### Document excerpt
··········
By Monsuru Olowoopejo
I nternational diplomat and statesman, Chief Emeka Anyaoku topped his illustrious diplomatic career with his appointment as third Secretary-General of the Commonwealth in 1989. He had earlier served for three months as Nigeria’s Minister of Foreign Affairs in 1983.
In this interview in his Lagos residence, the distinguished diplomat speaks on the state of the nation, noting that Nigeria must not hold on to a false sense of security even as he lists steps the country must take to pull back from the brink. Excerpts:
Do you think Nigeria can survive the several challenges it is facing?
For me, I do not think we have ever been faced with this number of agitation and militancy since independence. Since the 1967 Civil War, I do not think this country has ever been as divided as it is now. So, I am not so sure that the notion that Nigeria will always be able to pull back from the brink will be valid under the present circumstances.
What is your reason for this?
I am not sure because these agitations, insurgencies and activities of Fulani herdsmen can lead to breakdown of law and order in different parts of the country at the same time. It may not be easy for our security forces to cope with all of them at the same time. Already, Boko Haram in the North-East is stretching our military. Now, the military is in the South-East for Operation Python Dance. And the same military is saying they may come to South-West and South-South for Operation Crocodile Smile. It is doubtful that they can sustain the efforts to deal with agitations and insurgency if they are to intensify.
In order to prevent breakdown of law and order, the Nigerian military embarked on Operation Python Dance in the South-East. What is your take on this?
In any country, the military should not be involved in domestic situations except in rare cases of emergency. Domestic law and order is a matter for the police. Of course, the military has to be involved in the North-East because Boko Haram has been waging war against Nigeria. It is debatable that the military should be involved in the South-East.
From all I have read so far, there has been no effort in the South-East to wage war against Nigeria. From what they claimed, there have been unarmed agitations and protests. Of course, the military came in because the agitations and protests are based on secession. This has serious security implication for the country.
Before secessionist agitations became worse, did you speak with leaders at different levels on the need to address their concerns?
I have not intervened on matters of these agitations. What I have been advocating is that we must restructure our governance architecture. I believe that these situations that are threatening the existence of our country can be more effectively handled if we restructure the governance structure we have at the moment.
In fact, I will say the cause of many of the challenges we have at the moment is the inadequacy of the governance architecture that we have. On the economic front, for example, the fact that we have 36 federating units means we spend up to 80 per cent of our revenue just on administration. No country has developed on the basis of allocating up to 80 per cent of its revenue to just administration.
··········
### Data excerpts
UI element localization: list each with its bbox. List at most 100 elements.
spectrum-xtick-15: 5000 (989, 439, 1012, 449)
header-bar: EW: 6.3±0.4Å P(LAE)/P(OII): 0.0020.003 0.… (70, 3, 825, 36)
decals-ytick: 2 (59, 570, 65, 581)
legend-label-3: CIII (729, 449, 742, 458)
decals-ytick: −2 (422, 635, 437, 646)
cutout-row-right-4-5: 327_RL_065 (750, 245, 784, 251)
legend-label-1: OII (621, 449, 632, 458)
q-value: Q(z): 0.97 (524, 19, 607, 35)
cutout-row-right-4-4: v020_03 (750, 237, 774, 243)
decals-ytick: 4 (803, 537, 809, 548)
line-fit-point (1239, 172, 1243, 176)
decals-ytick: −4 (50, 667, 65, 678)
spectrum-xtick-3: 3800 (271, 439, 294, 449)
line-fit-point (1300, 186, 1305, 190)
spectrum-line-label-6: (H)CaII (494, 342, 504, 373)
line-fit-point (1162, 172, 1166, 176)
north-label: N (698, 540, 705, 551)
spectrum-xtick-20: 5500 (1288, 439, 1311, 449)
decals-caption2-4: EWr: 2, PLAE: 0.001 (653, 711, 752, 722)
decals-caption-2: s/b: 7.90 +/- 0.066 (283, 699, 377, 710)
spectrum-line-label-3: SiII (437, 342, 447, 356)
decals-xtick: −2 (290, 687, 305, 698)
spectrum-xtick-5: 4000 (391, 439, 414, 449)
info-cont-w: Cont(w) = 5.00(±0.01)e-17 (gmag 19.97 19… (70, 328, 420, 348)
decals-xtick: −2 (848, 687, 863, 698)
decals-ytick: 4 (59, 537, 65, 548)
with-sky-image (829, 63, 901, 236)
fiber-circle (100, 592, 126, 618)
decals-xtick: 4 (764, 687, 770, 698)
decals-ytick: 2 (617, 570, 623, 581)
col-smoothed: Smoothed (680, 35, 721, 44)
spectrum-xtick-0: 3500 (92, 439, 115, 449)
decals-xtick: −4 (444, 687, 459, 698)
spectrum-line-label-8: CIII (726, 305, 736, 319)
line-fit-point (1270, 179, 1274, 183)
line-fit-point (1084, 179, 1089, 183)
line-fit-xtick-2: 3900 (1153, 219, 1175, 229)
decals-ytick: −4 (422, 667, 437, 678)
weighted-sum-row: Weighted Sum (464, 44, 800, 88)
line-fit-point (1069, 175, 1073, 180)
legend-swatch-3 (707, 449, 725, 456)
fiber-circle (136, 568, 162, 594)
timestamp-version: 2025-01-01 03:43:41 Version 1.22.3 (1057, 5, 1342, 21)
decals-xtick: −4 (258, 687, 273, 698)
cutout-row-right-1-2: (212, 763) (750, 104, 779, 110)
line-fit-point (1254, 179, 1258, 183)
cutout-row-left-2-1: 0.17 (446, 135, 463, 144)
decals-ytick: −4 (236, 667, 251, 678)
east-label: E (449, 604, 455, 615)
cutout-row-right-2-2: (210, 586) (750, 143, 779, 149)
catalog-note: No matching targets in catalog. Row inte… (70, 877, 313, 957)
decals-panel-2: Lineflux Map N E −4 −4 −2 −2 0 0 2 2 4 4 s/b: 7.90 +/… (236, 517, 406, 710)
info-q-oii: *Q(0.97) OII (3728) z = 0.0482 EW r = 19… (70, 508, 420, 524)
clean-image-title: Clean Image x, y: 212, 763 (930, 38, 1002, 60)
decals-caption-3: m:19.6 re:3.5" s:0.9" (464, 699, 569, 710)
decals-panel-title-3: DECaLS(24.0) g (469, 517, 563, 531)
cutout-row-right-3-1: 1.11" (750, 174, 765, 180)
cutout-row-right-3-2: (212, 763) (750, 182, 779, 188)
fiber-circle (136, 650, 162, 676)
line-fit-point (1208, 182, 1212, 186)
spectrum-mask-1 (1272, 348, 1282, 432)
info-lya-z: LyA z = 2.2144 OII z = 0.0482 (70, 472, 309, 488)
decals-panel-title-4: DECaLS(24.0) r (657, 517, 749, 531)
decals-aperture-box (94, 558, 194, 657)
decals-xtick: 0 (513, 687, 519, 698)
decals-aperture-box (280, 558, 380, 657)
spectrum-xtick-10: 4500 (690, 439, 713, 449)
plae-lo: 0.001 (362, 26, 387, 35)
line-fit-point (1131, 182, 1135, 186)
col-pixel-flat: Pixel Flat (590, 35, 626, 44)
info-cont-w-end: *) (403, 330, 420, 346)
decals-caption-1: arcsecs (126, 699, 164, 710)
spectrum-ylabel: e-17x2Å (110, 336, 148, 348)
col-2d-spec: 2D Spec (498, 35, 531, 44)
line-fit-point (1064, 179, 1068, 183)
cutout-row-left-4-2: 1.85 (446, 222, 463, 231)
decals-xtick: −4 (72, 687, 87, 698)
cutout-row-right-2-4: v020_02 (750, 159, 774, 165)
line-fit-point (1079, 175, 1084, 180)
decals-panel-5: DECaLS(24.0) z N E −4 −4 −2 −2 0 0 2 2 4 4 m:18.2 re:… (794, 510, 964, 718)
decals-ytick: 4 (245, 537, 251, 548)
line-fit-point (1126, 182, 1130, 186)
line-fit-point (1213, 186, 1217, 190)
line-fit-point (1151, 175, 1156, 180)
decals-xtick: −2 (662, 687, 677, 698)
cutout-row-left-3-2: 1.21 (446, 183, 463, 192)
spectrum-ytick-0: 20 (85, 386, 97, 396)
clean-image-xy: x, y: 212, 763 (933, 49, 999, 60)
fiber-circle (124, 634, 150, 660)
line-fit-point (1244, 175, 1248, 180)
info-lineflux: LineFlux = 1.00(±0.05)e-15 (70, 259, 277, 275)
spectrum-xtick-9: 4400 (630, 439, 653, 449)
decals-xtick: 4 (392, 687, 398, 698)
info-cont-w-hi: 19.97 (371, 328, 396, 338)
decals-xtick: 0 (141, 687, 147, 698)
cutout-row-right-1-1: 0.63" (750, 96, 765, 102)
··········
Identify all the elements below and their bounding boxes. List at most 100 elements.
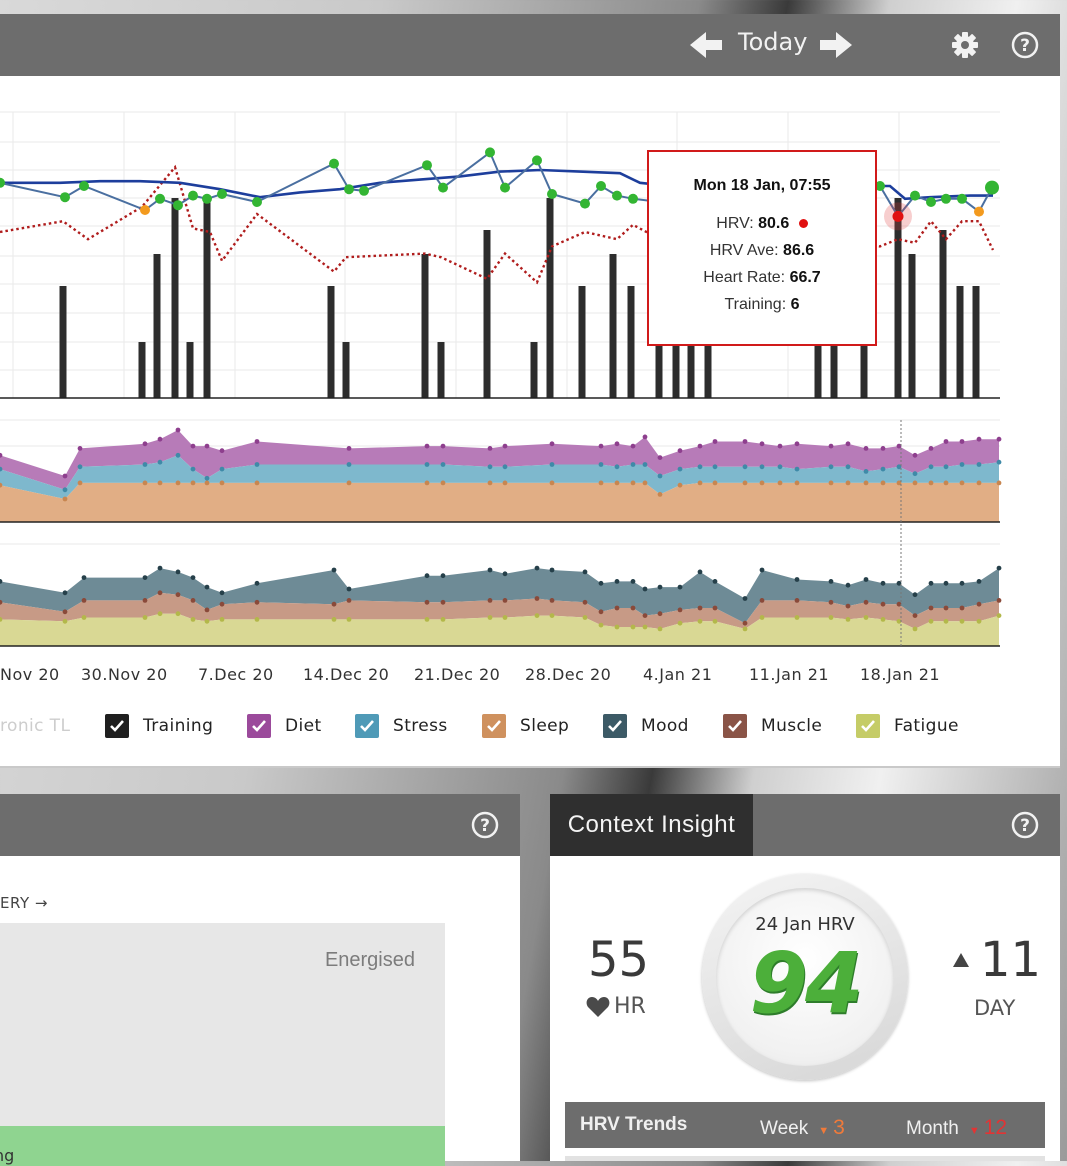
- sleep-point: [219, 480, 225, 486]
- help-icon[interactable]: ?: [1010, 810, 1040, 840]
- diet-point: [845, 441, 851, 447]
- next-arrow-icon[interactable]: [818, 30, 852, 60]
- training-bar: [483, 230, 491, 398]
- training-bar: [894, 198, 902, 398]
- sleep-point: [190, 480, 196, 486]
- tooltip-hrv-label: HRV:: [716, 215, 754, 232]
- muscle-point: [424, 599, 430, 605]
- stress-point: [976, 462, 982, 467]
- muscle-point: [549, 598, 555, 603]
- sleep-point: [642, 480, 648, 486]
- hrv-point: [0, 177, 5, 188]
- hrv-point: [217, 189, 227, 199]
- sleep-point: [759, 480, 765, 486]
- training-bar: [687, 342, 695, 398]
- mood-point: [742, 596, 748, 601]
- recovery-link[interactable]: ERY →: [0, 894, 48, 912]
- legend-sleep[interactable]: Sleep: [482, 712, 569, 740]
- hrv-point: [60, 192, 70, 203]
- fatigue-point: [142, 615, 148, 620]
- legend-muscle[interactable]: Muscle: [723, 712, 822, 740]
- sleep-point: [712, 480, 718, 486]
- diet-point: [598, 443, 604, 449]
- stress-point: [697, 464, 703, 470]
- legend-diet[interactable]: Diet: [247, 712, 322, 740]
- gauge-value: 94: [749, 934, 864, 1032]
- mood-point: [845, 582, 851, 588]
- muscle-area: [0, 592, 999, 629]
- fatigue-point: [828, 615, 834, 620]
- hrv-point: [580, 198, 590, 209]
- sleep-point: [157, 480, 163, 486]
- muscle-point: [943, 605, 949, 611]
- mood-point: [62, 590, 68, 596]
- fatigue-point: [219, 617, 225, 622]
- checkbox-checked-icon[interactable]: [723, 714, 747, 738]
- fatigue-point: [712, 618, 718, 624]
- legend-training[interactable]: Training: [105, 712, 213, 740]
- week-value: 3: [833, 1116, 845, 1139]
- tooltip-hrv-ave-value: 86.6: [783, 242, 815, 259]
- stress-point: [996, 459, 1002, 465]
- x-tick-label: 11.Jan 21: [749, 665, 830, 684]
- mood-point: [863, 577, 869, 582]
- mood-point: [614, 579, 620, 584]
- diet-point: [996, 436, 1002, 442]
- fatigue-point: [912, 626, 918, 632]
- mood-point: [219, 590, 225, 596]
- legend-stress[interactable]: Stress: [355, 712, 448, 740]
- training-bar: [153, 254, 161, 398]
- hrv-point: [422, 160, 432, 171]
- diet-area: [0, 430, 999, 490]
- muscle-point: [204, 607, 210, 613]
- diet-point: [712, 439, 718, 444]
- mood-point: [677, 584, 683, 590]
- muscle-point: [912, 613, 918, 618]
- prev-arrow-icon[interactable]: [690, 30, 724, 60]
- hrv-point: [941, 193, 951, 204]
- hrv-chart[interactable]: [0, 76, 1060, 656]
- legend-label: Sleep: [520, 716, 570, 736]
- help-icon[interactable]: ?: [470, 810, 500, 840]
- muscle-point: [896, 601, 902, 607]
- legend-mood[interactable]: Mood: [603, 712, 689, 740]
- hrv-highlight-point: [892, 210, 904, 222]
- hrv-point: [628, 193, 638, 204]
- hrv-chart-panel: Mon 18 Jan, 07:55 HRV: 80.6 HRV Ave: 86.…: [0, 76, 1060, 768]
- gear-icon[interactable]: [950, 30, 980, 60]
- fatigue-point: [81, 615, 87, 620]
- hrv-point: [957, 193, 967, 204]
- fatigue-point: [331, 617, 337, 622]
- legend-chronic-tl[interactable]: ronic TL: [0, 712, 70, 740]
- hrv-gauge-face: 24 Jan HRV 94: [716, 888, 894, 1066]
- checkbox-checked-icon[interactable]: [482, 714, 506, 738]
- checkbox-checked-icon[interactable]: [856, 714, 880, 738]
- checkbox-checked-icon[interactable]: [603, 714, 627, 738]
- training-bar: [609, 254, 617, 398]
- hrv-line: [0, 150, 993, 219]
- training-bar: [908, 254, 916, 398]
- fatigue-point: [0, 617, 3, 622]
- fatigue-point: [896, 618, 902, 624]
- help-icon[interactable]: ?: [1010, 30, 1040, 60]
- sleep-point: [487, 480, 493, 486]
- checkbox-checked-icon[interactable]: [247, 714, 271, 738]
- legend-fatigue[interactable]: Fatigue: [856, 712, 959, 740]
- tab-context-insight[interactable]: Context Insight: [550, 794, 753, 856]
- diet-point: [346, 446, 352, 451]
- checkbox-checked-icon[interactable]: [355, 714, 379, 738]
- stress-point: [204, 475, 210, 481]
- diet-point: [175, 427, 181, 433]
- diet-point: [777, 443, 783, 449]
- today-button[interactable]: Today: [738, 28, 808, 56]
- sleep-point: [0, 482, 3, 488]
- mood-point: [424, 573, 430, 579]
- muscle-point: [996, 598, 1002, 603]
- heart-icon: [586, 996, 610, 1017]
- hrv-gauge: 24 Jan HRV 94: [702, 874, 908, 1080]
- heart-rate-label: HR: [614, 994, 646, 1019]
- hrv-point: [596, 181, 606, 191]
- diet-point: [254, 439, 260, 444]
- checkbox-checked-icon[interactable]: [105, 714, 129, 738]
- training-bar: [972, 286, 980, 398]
··········
### Tasks
1. Echo back a passage from the interview on Nigeria word for word. Begin at the words "What is your reason" and stop after "take on this?".
2. Duplicate these lines of the records verbatim. Begin at the line that has "UI element localization: list" and stop after the line that has "decals-xtick: 4 (764, 687, 770, 698)".

### Results for each task
1.
What is your reason for this?
I am not sure because these agitations, insurgencies and activities of Fulani herdsmen can lead to breakdown of law and order in different parts of the country at the same time. It may not be easy for our security forces to cope with all of them at the same time. Already, Boko Haram in the North-East is stretching our military. Now, the military is in the South-East for Operation Python Dance. And the same military is saying they may come to South-West and South-South for Operation Crocodile Smile. It is doubtful that they can sustain the efforts to deal with agitations and insurgency if they are to intensify.
In order to prevent breakdown of law and order, the Nigerian military embarked on Operation Python Dance in the South-East. What is your take on this?

2.
UI element localization: list each with its bbox. List at most 100 elements.
spectrum-xtick-15: 5000 (989, 439, 1012, 449)
header-bar: EW: 6.3±0.4Å P(LAE)/P(OII): 0.0020.003 0.… (70, 3, 825, 36)
decals-ytick: 2 (59, 570, 65, 581)
legend-label-3: CIII (729, 449, 742, 458)
decals-ytick: −2 (422, 635, 437, 646)
cutout-row-right-4-5: 327_RL_065 (750, 245, 784, 251)
legend-label-1: OII (621, 449, 632, 458)
q-value: Q(z): 0.97 (524, 19, 607, 35)
cutout-row-right-4-4: v020_03 (750, 237, 774, 243)
decals-ytick: 4 (803, 537, 809, 548)
line-fit-point (1239, 172, 1243, 176)
decals-ytick: −4 (50, 667, 65, 678)
spectrum-xtick-3: 3800 (271, 439, 294, 449)
line-fit-point (1300, 186, 1305, 190)
spectrum-line-label-6: (H)CaII (494, 342, 504, 373)
line-fit-point (1162, 172, 1166, 176)
north-label: N (698, 540, 705, 551)
spectrum-xtick-20: 5500 (1288, 439, 1311, 449)
decals-caption2-4: EWr: 2, PLAE: 0.001 (653, 711, 752, 722)
decals-caption-2: s/b: 7.90 +/- 0.066 (283, 699, 377, 710)
spectrum-line-label-3: SiII (437, 342, 447, 356)
decals-xtick: −2 (290, 687, 305, 698)
spectrum-xtick-5: 4000 (391, 439, 414, 449)
info-cont-w: Cont(w) = 5.00(±0.01)e-17 (gmag 19.97 19… (70, 328, 420, 348)
decals-xtick: −2 (848, 687, 863, 698)
decals-ytick: 4 (59, 537, 65, 548)
with-sky-image (829, 63, 901, 236)
fiber-circle (100, 592, 126, 618)
decals-xtick: 4 (764, 687, 770, 698)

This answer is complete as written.